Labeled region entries
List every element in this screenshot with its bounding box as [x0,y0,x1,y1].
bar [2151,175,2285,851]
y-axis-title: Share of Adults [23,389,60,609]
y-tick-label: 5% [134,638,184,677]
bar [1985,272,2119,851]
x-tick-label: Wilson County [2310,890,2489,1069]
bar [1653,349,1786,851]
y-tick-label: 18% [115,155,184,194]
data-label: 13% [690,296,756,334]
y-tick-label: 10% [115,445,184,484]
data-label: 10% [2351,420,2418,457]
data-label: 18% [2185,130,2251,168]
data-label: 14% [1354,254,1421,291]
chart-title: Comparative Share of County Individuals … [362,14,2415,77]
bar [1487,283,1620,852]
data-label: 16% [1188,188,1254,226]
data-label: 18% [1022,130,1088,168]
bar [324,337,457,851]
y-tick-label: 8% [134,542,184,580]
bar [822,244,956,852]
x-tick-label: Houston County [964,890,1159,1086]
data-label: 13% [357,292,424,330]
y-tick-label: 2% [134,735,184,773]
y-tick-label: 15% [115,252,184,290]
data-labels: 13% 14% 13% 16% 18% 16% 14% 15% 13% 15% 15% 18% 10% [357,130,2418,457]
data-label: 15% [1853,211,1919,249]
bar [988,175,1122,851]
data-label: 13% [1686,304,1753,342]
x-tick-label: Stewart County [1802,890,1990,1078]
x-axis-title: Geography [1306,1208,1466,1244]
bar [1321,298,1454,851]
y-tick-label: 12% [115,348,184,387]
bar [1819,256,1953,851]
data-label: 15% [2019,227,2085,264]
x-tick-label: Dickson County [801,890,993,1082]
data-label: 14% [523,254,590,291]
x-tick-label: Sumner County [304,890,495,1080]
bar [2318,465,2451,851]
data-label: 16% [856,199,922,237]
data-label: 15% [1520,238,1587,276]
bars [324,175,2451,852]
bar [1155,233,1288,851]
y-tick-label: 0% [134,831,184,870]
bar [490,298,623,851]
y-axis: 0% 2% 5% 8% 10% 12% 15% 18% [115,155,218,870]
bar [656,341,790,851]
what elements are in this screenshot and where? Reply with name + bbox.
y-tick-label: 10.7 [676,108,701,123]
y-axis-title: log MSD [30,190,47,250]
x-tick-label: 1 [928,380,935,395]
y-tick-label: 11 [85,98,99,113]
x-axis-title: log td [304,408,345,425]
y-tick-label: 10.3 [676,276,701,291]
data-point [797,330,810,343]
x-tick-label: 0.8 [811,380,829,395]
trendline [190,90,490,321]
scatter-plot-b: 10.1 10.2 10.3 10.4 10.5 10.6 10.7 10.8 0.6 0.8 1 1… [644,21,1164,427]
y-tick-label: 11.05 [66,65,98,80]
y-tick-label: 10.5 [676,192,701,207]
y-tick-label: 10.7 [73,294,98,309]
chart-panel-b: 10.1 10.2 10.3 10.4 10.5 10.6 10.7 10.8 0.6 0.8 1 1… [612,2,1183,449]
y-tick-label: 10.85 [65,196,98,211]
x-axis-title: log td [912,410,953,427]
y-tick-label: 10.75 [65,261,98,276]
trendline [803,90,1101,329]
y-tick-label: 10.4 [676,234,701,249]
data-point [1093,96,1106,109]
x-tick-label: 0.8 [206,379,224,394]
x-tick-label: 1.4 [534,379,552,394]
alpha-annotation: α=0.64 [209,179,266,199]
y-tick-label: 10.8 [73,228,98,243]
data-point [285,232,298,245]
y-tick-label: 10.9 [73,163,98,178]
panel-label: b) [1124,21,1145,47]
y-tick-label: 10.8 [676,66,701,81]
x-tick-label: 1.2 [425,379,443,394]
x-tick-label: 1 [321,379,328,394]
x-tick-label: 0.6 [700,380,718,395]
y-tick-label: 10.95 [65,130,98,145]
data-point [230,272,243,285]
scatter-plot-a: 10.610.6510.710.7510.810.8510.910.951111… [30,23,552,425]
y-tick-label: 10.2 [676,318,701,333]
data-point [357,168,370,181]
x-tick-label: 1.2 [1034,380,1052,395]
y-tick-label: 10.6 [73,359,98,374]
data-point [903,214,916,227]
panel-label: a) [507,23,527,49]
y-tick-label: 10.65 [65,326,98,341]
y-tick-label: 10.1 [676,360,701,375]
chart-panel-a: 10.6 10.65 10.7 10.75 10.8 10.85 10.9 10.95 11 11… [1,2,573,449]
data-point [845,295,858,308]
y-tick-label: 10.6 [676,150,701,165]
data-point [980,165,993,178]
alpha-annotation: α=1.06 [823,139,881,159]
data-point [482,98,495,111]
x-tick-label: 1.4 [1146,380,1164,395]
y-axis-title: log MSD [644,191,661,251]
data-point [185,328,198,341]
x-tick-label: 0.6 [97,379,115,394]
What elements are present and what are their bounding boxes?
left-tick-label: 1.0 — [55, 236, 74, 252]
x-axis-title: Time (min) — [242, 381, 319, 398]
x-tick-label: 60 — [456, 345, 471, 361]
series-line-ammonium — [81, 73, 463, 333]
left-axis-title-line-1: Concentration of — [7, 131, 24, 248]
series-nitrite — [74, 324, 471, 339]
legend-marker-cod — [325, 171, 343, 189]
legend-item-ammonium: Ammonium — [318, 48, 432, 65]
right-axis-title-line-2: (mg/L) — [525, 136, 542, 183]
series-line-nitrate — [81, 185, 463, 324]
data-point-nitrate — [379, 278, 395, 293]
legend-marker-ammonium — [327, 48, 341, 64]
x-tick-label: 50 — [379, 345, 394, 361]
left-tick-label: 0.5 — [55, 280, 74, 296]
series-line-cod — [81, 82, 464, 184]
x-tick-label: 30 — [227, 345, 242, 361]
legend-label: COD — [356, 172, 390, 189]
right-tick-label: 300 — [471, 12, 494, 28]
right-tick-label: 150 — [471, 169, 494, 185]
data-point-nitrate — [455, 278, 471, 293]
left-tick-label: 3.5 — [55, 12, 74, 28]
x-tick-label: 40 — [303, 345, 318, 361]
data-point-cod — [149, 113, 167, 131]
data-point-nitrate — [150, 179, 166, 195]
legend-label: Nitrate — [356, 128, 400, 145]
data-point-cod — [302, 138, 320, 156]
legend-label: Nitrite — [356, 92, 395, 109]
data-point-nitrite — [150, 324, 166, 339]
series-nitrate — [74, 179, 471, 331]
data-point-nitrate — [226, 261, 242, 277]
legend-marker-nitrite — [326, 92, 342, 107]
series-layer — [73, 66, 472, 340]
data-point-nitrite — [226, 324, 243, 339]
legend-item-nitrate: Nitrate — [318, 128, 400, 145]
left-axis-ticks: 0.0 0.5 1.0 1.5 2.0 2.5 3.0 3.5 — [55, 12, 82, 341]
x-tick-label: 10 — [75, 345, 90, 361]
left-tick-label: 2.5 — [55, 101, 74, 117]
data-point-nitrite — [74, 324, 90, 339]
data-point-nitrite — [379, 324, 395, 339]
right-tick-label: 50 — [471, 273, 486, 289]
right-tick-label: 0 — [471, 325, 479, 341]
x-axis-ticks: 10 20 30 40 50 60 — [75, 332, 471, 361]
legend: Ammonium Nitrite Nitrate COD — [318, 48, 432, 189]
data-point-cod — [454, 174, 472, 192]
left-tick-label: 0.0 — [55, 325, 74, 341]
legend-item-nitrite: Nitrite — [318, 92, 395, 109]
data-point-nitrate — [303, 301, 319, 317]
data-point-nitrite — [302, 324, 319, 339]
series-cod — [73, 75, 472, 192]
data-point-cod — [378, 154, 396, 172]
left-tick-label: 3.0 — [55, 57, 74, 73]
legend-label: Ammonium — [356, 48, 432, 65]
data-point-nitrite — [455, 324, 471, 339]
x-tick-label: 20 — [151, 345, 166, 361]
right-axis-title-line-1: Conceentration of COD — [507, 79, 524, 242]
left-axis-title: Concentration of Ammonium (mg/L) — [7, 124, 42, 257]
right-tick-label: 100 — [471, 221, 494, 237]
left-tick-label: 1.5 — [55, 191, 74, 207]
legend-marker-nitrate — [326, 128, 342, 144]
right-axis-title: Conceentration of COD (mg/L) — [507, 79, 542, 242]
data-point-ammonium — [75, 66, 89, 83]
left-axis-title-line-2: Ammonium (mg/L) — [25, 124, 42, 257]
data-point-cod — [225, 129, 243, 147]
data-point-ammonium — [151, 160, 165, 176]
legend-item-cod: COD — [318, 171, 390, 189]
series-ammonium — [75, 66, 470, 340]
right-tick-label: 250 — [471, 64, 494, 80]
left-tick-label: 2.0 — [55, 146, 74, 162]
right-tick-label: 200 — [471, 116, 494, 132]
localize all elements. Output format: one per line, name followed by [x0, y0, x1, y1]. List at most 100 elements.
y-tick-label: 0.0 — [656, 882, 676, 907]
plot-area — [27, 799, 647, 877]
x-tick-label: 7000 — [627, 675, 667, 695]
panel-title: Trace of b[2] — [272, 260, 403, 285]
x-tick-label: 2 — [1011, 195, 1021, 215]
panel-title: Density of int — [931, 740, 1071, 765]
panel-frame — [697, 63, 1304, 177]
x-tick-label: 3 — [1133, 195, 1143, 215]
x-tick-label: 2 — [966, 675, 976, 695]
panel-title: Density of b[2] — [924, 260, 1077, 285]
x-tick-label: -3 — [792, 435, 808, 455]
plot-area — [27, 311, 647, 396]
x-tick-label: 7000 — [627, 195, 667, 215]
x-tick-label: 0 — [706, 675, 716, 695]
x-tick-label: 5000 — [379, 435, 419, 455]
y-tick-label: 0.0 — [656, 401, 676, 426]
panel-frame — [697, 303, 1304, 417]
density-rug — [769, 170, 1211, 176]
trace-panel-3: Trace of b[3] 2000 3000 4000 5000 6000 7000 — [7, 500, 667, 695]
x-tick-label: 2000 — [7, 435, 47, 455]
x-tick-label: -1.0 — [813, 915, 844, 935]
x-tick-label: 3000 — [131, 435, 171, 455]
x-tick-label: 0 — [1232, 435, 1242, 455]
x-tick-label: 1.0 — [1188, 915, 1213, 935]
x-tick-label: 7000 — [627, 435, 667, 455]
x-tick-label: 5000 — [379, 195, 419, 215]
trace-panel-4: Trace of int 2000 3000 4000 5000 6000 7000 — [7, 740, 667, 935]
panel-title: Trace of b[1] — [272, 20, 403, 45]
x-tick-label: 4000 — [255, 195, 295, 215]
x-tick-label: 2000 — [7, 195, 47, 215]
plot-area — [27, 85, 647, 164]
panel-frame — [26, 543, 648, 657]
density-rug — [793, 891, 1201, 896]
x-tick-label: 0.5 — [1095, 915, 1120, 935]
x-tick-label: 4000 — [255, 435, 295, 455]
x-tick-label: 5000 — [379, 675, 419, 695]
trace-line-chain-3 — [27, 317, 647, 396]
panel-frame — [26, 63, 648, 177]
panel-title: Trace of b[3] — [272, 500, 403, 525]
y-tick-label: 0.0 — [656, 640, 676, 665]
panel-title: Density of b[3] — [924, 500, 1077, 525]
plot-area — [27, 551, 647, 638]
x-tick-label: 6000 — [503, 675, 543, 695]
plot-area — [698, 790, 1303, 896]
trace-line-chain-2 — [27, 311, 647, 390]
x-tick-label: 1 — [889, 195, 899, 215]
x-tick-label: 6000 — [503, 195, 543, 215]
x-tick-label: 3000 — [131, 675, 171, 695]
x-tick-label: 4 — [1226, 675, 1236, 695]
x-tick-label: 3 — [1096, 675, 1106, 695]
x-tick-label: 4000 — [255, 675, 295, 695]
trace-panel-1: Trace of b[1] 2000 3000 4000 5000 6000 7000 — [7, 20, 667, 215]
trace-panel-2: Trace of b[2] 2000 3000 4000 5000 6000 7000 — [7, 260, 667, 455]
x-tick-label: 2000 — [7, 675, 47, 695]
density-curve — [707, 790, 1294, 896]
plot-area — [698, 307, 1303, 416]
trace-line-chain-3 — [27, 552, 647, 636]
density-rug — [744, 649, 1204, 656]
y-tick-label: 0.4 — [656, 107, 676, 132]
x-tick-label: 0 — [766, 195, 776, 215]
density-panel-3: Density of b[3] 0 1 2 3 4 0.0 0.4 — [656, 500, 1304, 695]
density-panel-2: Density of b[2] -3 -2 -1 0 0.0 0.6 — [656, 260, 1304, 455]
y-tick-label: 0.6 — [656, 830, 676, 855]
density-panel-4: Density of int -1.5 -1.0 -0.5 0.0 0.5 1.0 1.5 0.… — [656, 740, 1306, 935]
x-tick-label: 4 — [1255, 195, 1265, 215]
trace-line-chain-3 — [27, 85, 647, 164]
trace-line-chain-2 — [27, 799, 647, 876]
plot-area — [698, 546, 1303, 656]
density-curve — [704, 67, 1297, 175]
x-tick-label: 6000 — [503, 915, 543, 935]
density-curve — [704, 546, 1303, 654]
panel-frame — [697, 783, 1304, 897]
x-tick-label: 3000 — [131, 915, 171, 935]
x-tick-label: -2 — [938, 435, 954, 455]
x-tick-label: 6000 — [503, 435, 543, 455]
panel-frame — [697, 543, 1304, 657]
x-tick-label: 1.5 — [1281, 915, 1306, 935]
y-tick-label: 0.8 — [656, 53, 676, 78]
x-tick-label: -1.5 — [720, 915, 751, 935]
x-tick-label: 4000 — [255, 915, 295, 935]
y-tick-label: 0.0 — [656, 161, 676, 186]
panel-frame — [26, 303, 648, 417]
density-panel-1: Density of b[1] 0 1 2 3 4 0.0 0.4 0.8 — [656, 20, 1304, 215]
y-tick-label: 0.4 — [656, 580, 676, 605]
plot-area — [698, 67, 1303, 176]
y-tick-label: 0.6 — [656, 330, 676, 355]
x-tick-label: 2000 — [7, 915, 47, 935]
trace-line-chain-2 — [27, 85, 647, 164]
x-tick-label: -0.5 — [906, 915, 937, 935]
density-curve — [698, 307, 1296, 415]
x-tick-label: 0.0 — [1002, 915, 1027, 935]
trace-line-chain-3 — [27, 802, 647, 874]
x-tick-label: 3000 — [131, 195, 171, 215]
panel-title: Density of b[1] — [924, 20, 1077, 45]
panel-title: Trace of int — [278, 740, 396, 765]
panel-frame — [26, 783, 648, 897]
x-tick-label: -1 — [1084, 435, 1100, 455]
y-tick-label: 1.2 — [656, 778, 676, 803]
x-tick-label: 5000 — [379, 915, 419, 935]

What is expected.
Turn the listing into a numbered list. Start at its first line, run through the line containing "data-label: 13% [357,292,424,330]", include both, and leave out any blank lines.

Reply to the task.
1. List every element in this screenshot with its bounding box as [x0,y0,x1,y1].
2. bar [2151,175,2285,851]
3. y-axis-title: Share of Adults [23,389,60,609]
4. y-tick-label: 5% [134,638,184,677]
5. bar [1985,272,2119,851]
6. x-tick-label: Wilson County [2310,890,2489,1069]
7. bar [1653,349,1786,851]
8. y-tick-label: 18% [115,155,184,194]
9. data-label: 13% [690,296,756,334]
10. y-tick-label: 10% [115,445,184,484]
11. data-label: 10% [2351,420,2418,457]
12. data-label: 18% [2185,130,2251,168]
13. data-label: 14% [1354,254,1421,291]
14. chart-title: Comparative Share of County Individuals … [362,14,2415,77]
15. bar [1487,283,1620,852]
16. data-label: 16% [1188,188,1254,226]
17. data-label: 18% [1022,130,1088,168]
18. bar [324,337,457,851]
19. y-tick-label: 8% [134,542,184,580]
20. bar [822,244,956,852]
21. x-tick-label: Houston County [964,890,1159,1086]
22. data-label: 13% [357,292,424,330]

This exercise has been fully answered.